OBJECTIVE:
Tell how many lines in the data below hold the string "Siegel"; give nothing but the number.

# DATA FOR THIS TASK start

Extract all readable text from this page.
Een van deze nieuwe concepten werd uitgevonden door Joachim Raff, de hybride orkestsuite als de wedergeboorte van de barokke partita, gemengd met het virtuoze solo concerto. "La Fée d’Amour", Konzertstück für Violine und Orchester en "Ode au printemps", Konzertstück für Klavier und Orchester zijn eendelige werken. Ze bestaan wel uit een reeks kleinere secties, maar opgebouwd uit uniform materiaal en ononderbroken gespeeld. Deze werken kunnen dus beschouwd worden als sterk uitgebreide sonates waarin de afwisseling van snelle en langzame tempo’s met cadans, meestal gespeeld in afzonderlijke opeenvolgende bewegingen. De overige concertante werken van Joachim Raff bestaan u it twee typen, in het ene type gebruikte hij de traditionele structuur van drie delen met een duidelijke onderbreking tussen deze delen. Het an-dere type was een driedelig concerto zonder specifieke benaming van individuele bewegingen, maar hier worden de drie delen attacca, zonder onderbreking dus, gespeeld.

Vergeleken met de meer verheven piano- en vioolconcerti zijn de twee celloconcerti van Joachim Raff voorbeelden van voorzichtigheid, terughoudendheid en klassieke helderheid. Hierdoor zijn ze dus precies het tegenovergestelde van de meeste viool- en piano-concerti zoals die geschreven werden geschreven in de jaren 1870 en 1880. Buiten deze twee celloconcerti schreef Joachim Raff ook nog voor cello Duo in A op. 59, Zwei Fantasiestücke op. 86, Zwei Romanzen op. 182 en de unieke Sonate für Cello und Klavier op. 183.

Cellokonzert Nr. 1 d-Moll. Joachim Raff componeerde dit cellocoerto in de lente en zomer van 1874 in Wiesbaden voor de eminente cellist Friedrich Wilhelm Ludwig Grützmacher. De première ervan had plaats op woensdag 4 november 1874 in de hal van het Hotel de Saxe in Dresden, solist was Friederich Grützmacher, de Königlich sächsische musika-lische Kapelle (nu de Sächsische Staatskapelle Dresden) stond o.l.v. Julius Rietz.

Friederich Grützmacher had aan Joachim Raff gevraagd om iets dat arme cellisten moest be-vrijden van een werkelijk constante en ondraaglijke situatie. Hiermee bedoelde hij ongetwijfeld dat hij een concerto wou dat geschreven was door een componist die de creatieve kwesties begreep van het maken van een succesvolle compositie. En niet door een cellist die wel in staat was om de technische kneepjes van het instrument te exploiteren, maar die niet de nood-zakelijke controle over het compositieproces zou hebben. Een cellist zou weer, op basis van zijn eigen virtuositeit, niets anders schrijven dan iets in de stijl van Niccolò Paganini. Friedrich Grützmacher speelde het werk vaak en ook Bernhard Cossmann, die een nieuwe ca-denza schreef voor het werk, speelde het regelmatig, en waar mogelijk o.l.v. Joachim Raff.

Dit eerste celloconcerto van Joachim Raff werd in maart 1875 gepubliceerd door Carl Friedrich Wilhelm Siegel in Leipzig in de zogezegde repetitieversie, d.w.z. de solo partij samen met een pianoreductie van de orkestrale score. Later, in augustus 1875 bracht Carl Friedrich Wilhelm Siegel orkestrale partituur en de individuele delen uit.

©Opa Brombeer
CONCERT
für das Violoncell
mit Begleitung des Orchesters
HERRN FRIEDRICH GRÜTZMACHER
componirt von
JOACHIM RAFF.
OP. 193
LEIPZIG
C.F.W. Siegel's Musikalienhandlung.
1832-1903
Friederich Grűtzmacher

# DATA FOR THIS TASK end

ANSWER TO THE PROBLEM:
2